Task data:
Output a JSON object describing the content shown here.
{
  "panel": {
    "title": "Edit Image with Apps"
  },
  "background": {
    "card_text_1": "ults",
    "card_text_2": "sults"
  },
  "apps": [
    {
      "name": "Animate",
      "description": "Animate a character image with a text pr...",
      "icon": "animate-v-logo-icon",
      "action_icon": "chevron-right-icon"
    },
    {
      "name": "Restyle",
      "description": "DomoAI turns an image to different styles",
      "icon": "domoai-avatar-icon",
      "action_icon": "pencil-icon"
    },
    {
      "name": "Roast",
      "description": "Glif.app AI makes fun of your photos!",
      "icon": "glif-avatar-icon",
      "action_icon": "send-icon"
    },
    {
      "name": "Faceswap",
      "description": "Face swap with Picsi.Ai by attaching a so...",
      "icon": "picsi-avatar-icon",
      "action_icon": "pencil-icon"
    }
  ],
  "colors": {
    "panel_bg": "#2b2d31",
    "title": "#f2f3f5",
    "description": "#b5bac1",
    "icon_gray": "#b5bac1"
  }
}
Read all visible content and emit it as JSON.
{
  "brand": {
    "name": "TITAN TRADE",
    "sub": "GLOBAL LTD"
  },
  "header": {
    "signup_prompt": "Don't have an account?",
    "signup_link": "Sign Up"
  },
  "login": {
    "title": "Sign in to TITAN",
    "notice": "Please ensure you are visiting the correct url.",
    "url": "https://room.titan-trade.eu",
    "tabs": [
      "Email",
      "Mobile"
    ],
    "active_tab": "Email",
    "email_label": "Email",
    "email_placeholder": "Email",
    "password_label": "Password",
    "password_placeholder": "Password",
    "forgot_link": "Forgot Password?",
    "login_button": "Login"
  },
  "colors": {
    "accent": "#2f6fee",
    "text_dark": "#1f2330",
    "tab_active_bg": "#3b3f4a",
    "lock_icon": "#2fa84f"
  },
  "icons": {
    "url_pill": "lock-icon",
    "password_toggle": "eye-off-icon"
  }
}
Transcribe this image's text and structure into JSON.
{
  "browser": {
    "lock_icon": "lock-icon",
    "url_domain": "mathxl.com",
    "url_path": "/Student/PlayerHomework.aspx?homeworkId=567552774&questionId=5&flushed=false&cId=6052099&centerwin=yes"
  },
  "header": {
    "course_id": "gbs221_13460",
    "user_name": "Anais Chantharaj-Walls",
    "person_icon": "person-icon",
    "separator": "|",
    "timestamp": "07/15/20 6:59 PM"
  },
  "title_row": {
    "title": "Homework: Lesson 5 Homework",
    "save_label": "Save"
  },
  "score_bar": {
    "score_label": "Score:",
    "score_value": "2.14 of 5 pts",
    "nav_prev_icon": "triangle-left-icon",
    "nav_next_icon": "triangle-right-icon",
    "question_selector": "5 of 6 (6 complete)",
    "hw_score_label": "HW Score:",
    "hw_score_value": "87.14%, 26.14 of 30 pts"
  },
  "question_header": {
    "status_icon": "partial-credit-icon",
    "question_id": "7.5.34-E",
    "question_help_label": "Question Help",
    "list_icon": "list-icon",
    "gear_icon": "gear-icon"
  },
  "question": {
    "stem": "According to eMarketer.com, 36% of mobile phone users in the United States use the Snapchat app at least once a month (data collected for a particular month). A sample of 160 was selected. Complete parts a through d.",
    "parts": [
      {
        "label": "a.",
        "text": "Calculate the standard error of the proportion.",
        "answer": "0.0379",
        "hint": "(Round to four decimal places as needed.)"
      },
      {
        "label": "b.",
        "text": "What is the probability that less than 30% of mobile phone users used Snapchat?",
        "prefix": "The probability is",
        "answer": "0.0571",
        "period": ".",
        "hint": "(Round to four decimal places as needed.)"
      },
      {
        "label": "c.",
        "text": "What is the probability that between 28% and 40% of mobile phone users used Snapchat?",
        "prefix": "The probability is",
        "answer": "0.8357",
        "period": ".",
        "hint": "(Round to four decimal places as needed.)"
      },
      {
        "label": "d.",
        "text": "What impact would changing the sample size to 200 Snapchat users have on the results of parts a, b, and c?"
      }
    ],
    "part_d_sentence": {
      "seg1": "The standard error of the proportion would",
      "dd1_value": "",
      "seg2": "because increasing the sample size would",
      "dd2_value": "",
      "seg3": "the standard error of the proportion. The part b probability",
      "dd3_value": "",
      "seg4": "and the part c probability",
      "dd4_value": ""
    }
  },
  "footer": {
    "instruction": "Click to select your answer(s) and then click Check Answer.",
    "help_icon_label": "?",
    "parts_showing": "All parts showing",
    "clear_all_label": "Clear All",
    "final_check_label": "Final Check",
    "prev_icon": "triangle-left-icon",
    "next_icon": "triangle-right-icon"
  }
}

The problem:
From the entries, copy out each line containing the word "with".

Solution:
    "title": "Edit Image with Apps"
      "description": "Animate a character image with a text pr...",
      "description": "Face swap with Picsi.Ai by attaching a so...",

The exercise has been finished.